— begin EXTRACTED RECORDS —

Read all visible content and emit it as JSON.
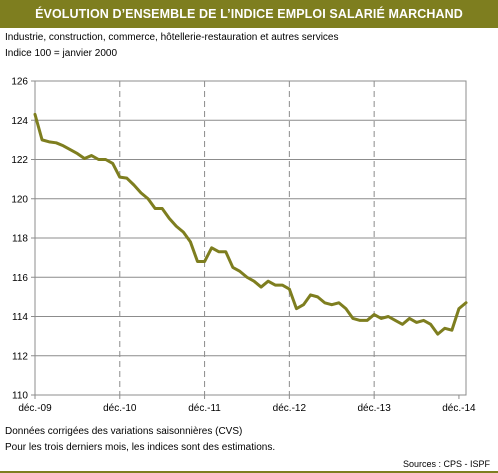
{
  "title": "ÉVOLUTION D’ENSEMBLE DE L’INDICE EMPLOI SALARIÉ MARCHAND",
  "subtitle": "Industrie, construction, commerce, hôtellerie-restauration et autres services",
  "index_note": "Indice 100 = janvier 2000",
  "notes": [
    "Données corrigées des variations saisonnières (CVS)",
    "Pour les trois derniers mois, les indices sont des estimations."
  ],
  "source": "Sources : CPS - ISPF",
  "colors": {
    "line": "#7e7e1f",
    "title_bg": "#7e7e1f",
    "grid": "#8c8c8c"
  },
  "chart_data": {
    "type": "line",
    "title": "ÉVOLUTION D’ENSEMBLE DE L’INDICE EMPLOI SALARIÉ MARCHAND",
    "xlabel": "",
    "ylabel": "",
    "ylim": [
      110,
      126
    ],
    "yticks": [
      110,
      112,
      114,
      116,
      118,
      120,
      122,
      124,
      126
    ],
    "xticks": [
      "déc.-09",
      "déc.-10",
      "déc.-11",
      "déc.-12",
      "déc.-13",
      "déc.-14"
    ],
    "grid": {
      "horizontal": true,
      "vertical": "dashed"
    },
    "legend": "none",
    "series": [
      {
        "values": [
          124.3,
          123.0,
          122.9,
          122.85,
          122.7,
          122.5,
          122.3,
          122.05,
          122.2,
          122.0,
          122.0,
          121.8,
          121.1,
          121.05,
          120.7,
          120.3,
          120.0,
          119.5,
          119.5,
          119.0,
          118.6,
          118.3,
          117.8,
          116.8,
          116.8,
          117.5,
          117.3,
          117.3,
          116.5,
          116.3,
          116.0,
          115.8,
          115.5,
          115.8,
          115.6,
          115.6,
          115.4,
          114.4,
          114.6,
          115.1,
          115.0,
          114.7,
          114.6,
          114.7,
          114.4,
          113.9,
          113.8,
          113.8,
          114.1,
          113.9,
          114.0,
          113.8,
          113.6,
          113.9,
          113.7,
          113.8,
          113.6,
          113.1,
          113.4,
          113.3,
          114.4,
          114.7
        ]
      }
    ]
  }
}
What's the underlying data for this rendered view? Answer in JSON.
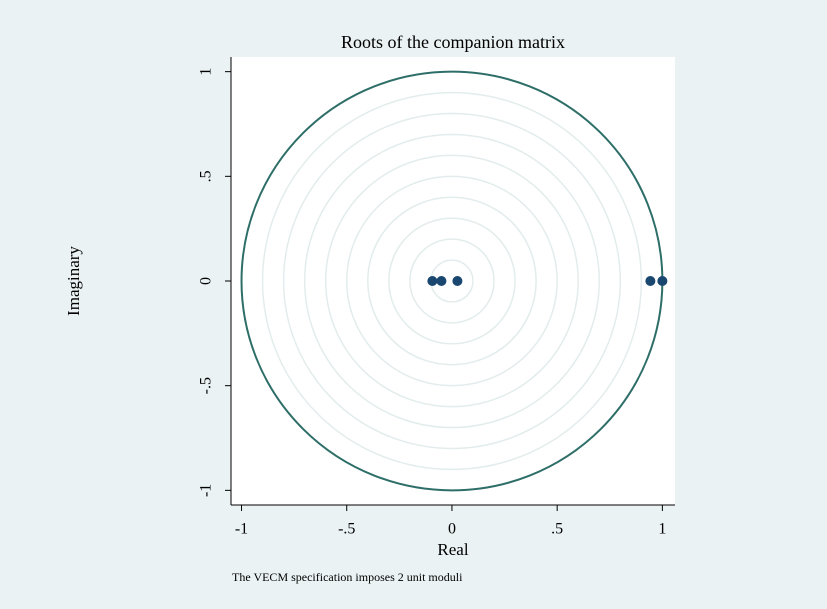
{
  "chart_data": {
    "type": "scatter",
    "title": "Roots of the companion matrix",
    "x_label": "Real",
    "y_label": "Imaginary",
    "note": "The VECM specification imposes 2 unit moduli",
    "x": [
      -0.093,
      -0.05,
      0.026,
      0.943,
      1.0
    ],
    "values": [
      0,
      0,
      0,
      0,
      0
    ],
    "color": "#1a476f",
    "xlim": [
      -1.05,
      1.06
    ],
    "ylim": [
      -1.07,
      1.07
    ],
    "xticks": [
      -1,
      {
        "value": -0.5,
        "label": "-.5"
      },
      0,
      {
        "value": 0.5,
        "label": ".5"
      },
      1
    ],
    "yticks": [
      -1,
      {
        "value": -0.5,
        "label": "-.5"
      },
      0,
      {
        "value": 0.5,
        "label": ".5"
      },
      1
    ],
    "grid": true,
    "unit_circle_color": "#2e6e68"
  }
}
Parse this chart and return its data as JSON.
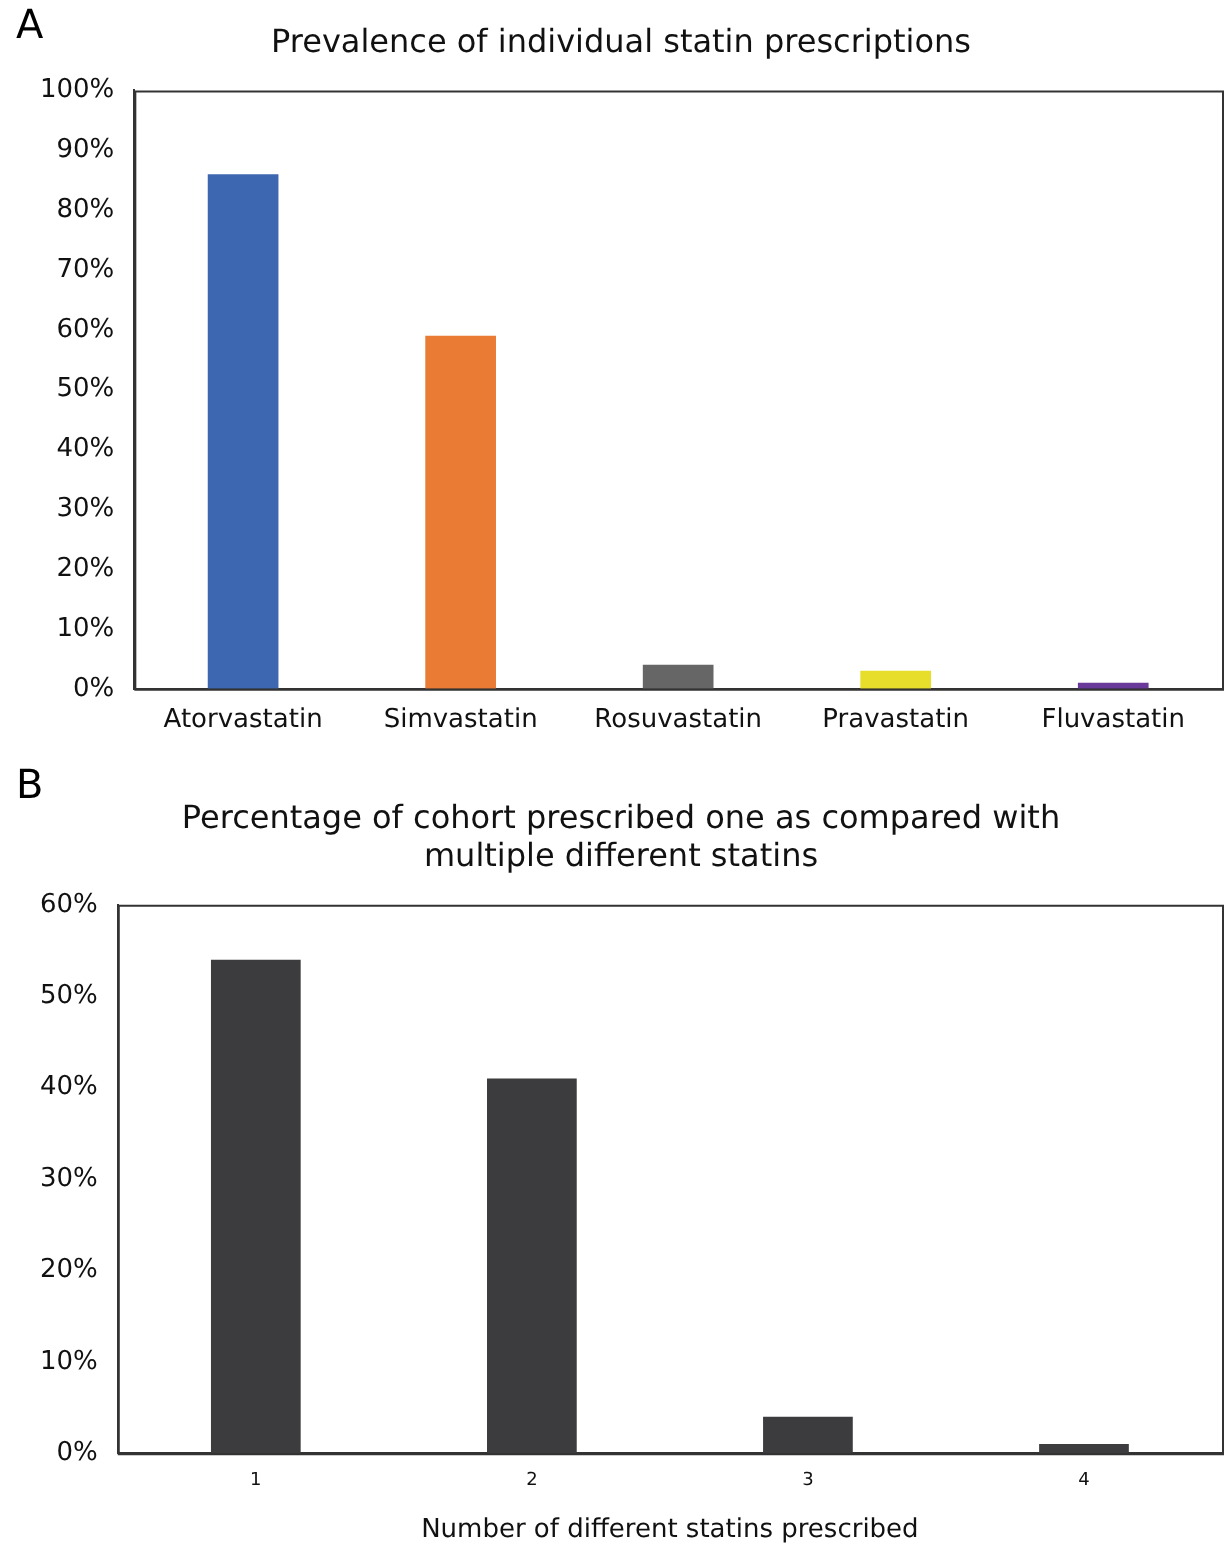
{
  "chart_data": [
    {
      "type": "bar",
      "title": "Prevalence of individual statin prescriptions",
      "annotations": [
        "A"
      ],
      "categories": [
        "Atorvastatin",
        "Simvastatin",
        "Rosuvastatin",
        "Pravastatin",
        "Fluvastatin"
      ],
      "values": [
        86,
        59,
        4,
        3,
        1
      ],
      "colors": [
        "#3d67b0",
        "#e97b35",
        "#666666",
        "#e6de2a",
        "#6a3a9a"
      ],
      "ylim": [
        0,
        100
      ],
      "yticks": [
        {
          "value": 0,
          "label": "0%"
        },
        {
          "value": 10,
          "label": "10%"
        },
        {
          "value": 20,
          "label": "20%"
        },
        {
          "value": 30,
          "label": "30%"
        },
        {
          "value": 40,
          "label": "40%"
        },
        {
          "value": 50,
          "label": "50%"
        },
        {
          "value": 60,
          "label": "60%"
        },
        {
          "value": 70,
          "label": "70%"
        },
        {
          "value": 80,
          "label": "80%"
        },
        {
          "value": 90,
          "label": "90%"
        },
        {
          "value": 100,
          "label": "100%"
        }
      ],
      "grid": false,
      "legend": false
    },
    {
      "type": "bar",
      "title": "Percentage of cohort prescribed one as compared with multiple different statins",
      "annotations": [
        "B"
      ],
      "xlabel": "Number of different statins prescribed",
      "categories": [
        "1",
        "2",
        "3",
        "4"
      ],
      "values": [
        54,
        41,
        4,
        1
      ],
      "color": "#3c3c3e",
      "ylim": [
        0,
        60
      ],
      "yticks": [
        {
          "value": 0,
          "label": "0%"
        },
        {
          "value": 10,
          "label": "10%"
        },
        {
          "value": 20,
          "label": "20%"
        },
        {
          "value": 30,
          "label": "30%"
        },
        {
          "value": 40,
          "label": "40%"
        },
        {
          "value": 50,
          "label": "50%"
        },
        {
          "value": 60,
          "label": "60%"
        }
      ],
      "grid": false,
      "legend": false
    }
  ]
}
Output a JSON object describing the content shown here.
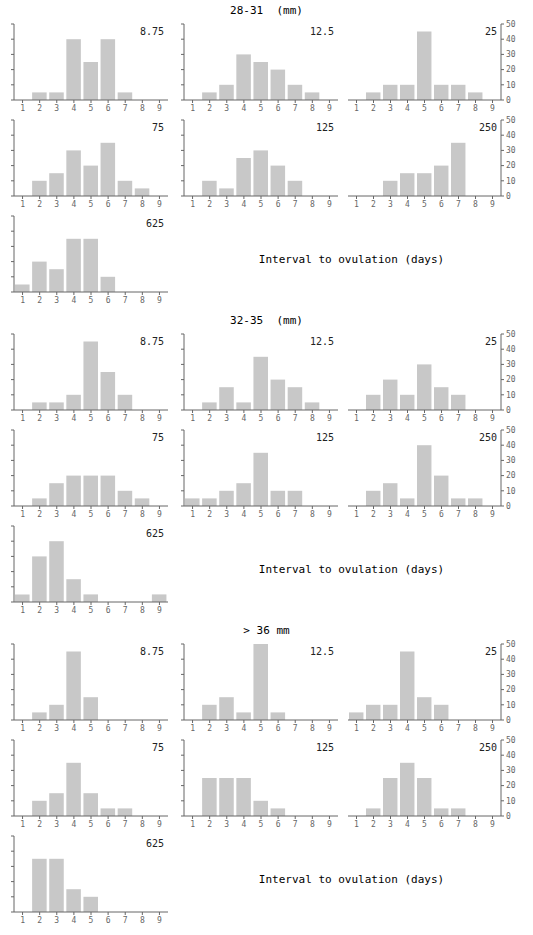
{
  "chart_data": [
    {
      "type": "bar",
      "title": "28-31  (mm)",
      "xlabel": "Interval to ovulation (days)",
      "x": [
        1,
        2,
        3,
        4,
        5,
        6,
        7,
        8,
        9
      ],
      "xlim": [
        0.5,
        9.5
      ],
      "xticks": [
        1,
        2,
        3,
        4,
        5,
        6,
        7,
        8,
        9
      ],
      "ylim": [
        0,
        50
      ],
      "yticks": [
        0,
        10,
        20,
        30,
        40,
        50
      ],
      "color": "#c8c8c8",
      "panels": [
        {
          "annotation": "8.75",
          "values": [
            0,
            5,
            5,
            40,
            25,
            40,
            5,
            0,
            0
          ],
          "tick_labels": "x"
        },
        {
          "annotation": "12.5",
          "values": [
            0,
            5,
            10,
            30,
            25,
            20,
            10,
            5,
            0
          ],
          "tick_labels": "x"
        },
        {
          "annotation": "25",
          "values": [
            0,
            5,
            10,
            10,
            45,
            10,
            10,
            5,
            0
          ]
        },
        {
          "annotation": "75",
          "values": [
            0,
            10,
            15,
            30,
            20,
            35,
            10,
            5,
            0
          ],
          "tick_labels": "x"
        },
        {
          "annotation": "125",
          "values": [
            0,
            10,
            5,
            25,
            30,
            20,
            10,
            0,
            0
          ],
          "tick_labels": "x"
        },
        {
          "annotation": "250",
          "values": [
            0,
            0,
            10,
            15,
            15,
            20,
            35,
            0,
            0
          ]
        },
        {
          "annotation": "625",
          "values": [
            5,
            20,
            15,
            35,
            35,
            10,
            0,
            0,
            0
          ],
          "tick_labels": "x"
        }
      ]
    },
    {
      "type": "bar",
      "title": "32-35  (mm)",
      "xlabel": "Interval to ovulation (days)",
      "x": [
        1,
        2,
        3,
        4,
        5,
        6,
        7,
        8,
        9
      ],
      "xlim": [
        0.5,
        9.5
      ],
      "xticks": [
        1,
        2,
        3,
        4,
        5,
        6,
        7,
        8,
        9
      ],
      "ylim": [
        0,
        50
      ],
      "yticks": [
        0,
        10,
        20,
        30,
        40,
        50
      ],
      "color": "#c8c8c8",
      "panels": [
        {
          "annotation": "8.75",
          "values": [
            0,
            5,
            5,
            10,
            45,
            25,
            10,
            0,
            0
          ],
          "tick_labels": "x"
        },
        {
          "annotation": "12.5",
          "values": [
            0,
            5,
            15,
            5,
            35,
            20,
            15,
            5,
            0
          ],
          "tick_labels": "x"
        },
        {
          "annotation": "25",
          "values": [
            0,
            10,
            20,
            10,
            30,
            15,
            10,
            0,
            0
          ]
        },
        {
          "annotation": "75",
          "values": [
            0,
            5,
            15,
            20,
            20,
            20,
            10,
            5,
            0
          ],
          "tick_labels": "x"
        },
        {
          "annotation": "125",
          "values": [
            5,
            5,
            10,
            15,
            35,
            10,
            10,
            0,
            0
          ],
          "tick_labels": "x"
        },
        {
          "annotation": "250",
          "values": [
            0,
            10,
            15,
            5,
            40,
            20,
            5,
            5,
            0
          ]
        },
        {
          "annotation": "625",
          "values": [
            5,
            30,
            40,
            15,
            5,
            0,
            0,
            0,
            5
          ],
          "tick_labels": "x"
        }
      ]
    },
    {
      "type": "bar",
      "title": "> 36 mm",
      "xlabel": "Interval to ovulation (days)",
      "x": [
        1,
        2,
        3,
        4,
        5,
        6,
        7,
        8,
        9
      ],
      "xlim": [
        0.5,
        9.5
      ],
      "xticks": [
        1,
        2,
        3,
        4,
        5,
        6,
        7,
        8,
        9
      ],
      "ylim": [
        0,
        50
      ],
      "yticks": [
        0,
        10,
        20,
        30,
        40,
        50
      ],
      "color": "#c8c8c8",
      "panels": [
        {
          "annotation": "8.75",
          "values": [
            0,
            5,
            10,
            45,
            15,
            0,
            0,
            0,
            0
          ],
          "tick_labels": "x"
        },
        {
          "annotation": "12.5",
          "values": [
            0,
            10,
            15,
            5,
            50,
            5,
            0,
            0,
            0
          ],
          "tick_labels": "x"
        },
        {
          "annotation": "25",
          "values": [
            5,
            10,
            10,
            45,
            15,
            10,
            0,
            0,
            0
          ]
        },
        {
          "annotation": "75",
          "values": [
            0,
            10,
            15,
            35,
            15,
            5,
            5,
            0,
            0
          ],
          "tick_labels": "x"
        },
        {
          "annotation": "125",
          "values": [
            0,
            25,
            25,
            25,
            10,
            5,
            0,
            0,
            0
          ],
          "tick_labels": "x"
        },
        {
          "annotation": "250",
          "values": [
            0,
            5,
            25,
            35,
            25,
            5,
            5,
            0,
            0
          ]
        },
        {
          "annotation": "625",
          "values": [
            0,
            35,
            35,
            15,
            10,
            0,
            0,
            0,
            0
          ],
          "tick_labels": "x"
        }
      ]
    }
  ]
}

— end EXTRACTED RECORDS —

→ **WHAT IS EXPECTED**: Locate each line containing the string "this" and show it.

→ **COMPLETE RESPONSE**:
What's the underlying data for this rendered view? Answer in JSON.
Parse this chart and return its data as JSON.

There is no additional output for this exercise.